▶ **What to work on**: Leave out the pictures and reproduce all of the data exactly.

[Data extracted from a collection]
• • • • • • •
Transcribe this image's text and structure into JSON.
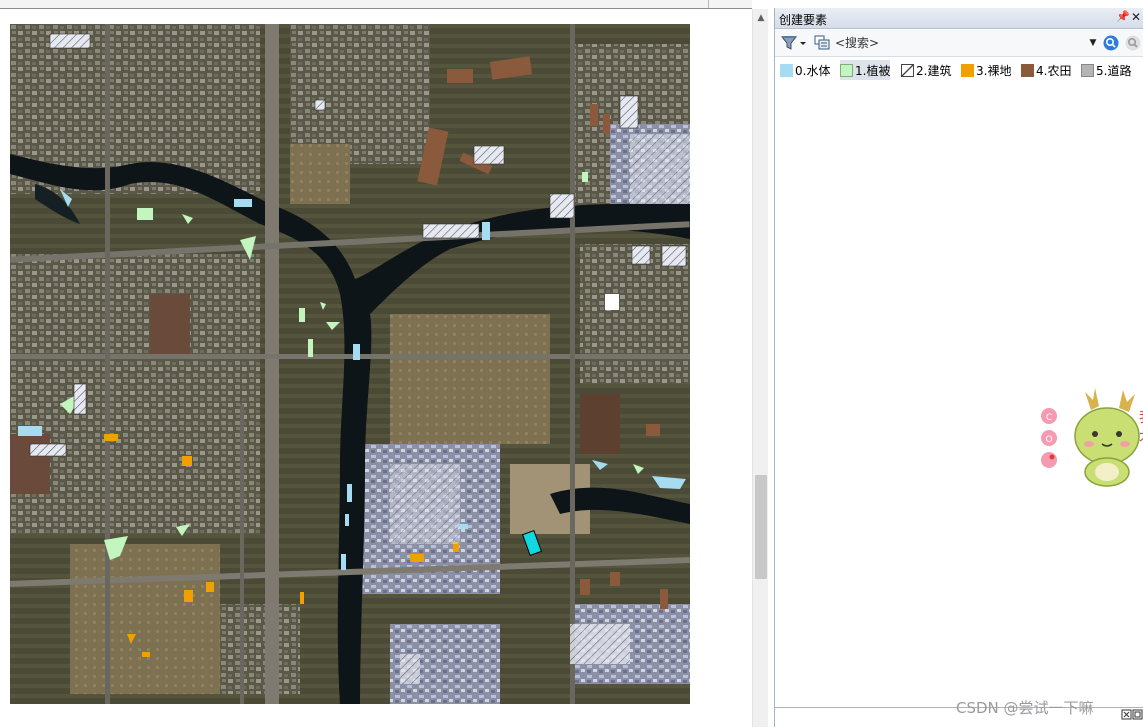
{
  "pane": {
    "title": "创建要素",
    "search_placeholder": "<搜索>",
    "templates": [
      {
        "label": "0.水体",
        "color": "#a6dcf2",
        "hatched": false,
        "selected": false
      },
      {
        "label": "1.植被",
        "color": "#c3f5bf",
        "hatched": false,
        "selected": true
      },
      {
        "label": "2.建筑",
        "color": "#ffffff",
        "hatched": true,
        "selected": false
      },
      {
        "label": "3.裸地",
        "color": "#f0a000",
        "hatched": false,
        "selected": false
      },
      {
        "label": "4.农田",
        "color": "#8b5a3c",
        "hatched": false,
        "selected": false
      },
      {
        "label": "5.道路",
        "color": "#b4b4b4",
        "hatched": false,
        "selected": false
      }
    ]
  },
  "icons": {
    "filter": "filter-dropdown-icon",
    "organize": "organize-templates-icon",
    "search": "magnifier-icon",
    "clear": "clear-search-icon",
    "pin": "pin-icon",
    "close": "close-icon"
  },
  "watermark": "CSDN @尝试一下嘛"
}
• • • • • • •
▶ **Answer to the task**:
Transcribe this image's text and structure into JSON.
{
  "pane": {
    "title": "创建要素",
    "search_placeholder": "<搜索>",
    "templates": [
      {
        "label": "0.水体",
        "color": "#a6dcf2",
        "hatched": false,
        "selected": false
      },
      {
        "label": "1.植被",
        "color": "#c3f5bf",
        "hatched": false,
        "selected": true
      },
      {
        "label": "2.建筑",
        "color": "#ffffff",
        "hatched": true,
        "selected": false
      },
      {
        "label": "3.裸地",
        "color": "#f0a000",
        "hatched": false,
        "selected": false
      },
      {
        "label": "4.农田",
        "color": "#8b5a3c",
        "hatched": false,
        "selected": false
      },
      {
        "label": "5.道路",
        "color": "#b4b4b4",
        "hatched": false,
        "selected": false
      }
    ]
  },
  "icons": {
    "filter": "filter-dropdown-icon",
    "organize": "organize-templates-icon",
    "search": "magnifier-icon",
    "clear": "clear-search-icon",
    "pin": "pin-icon",
    "close": "close-icon"
  },
  "watermark": "CSDN @尝试一下嘛"
}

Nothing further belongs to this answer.